> Problem to solve
Without the pictures, print each of the records below exactly as it appears.

> Entries
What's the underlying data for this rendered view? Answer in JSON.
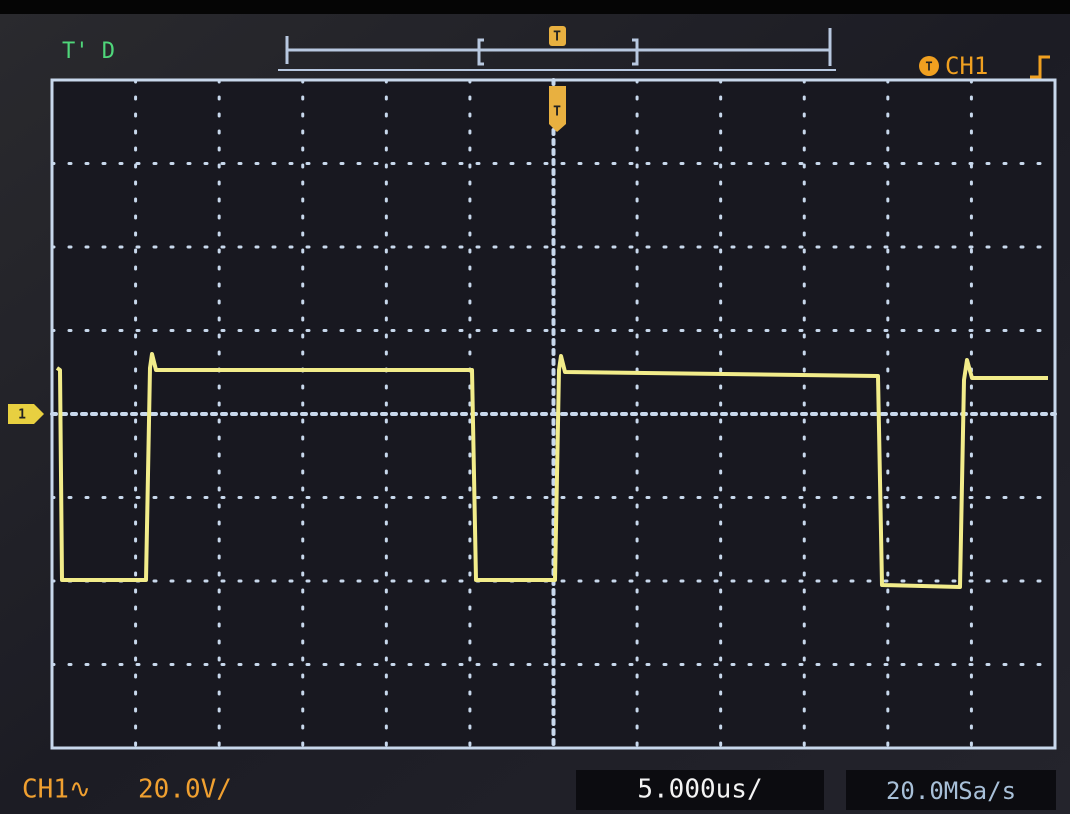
{
  "header": {
    "status": "T' D",
    "trigger_marker": "T",
    "trigger_source": "CH1"
  },
  "screen": {
    "channel_marker": "1",
    "trigger_marker": "T"
  },
  "footer": {
    "channel": "CH1∿",
    "volts_per_div": "20.0V/",
    "time_per_div": "5.000us/",
    "sample_rate": "20.0MSa/s"
  }
}
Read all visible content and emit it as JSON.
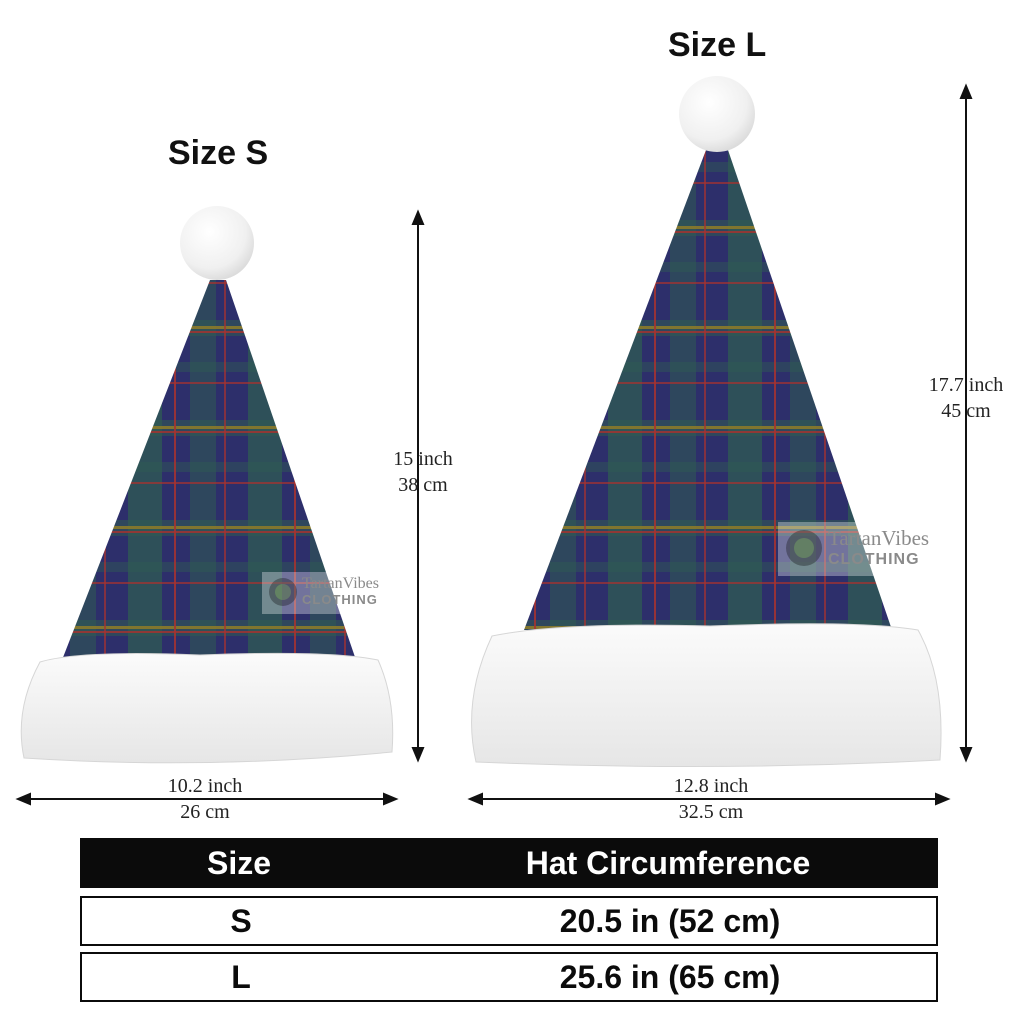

> Exercise output
What's the underlying data for this rendered view? Answer in JSON.
{
  "header": {
    "status": "T' D",
    "trigger_marker": "T",
    "trigger_source": "CH1"
  },
  "screen": {
    "channel_marker": "1",
    "trigger_marker": "T"
  },
  "footer": {
    "channel": "CH1∿",
    "volts_per_div": "20.0V/",
    "time_per_div": "5.000us/",
    "sample_rate": "20.0MSa/s"
  }
}
Read all visible content and emit it as JSON.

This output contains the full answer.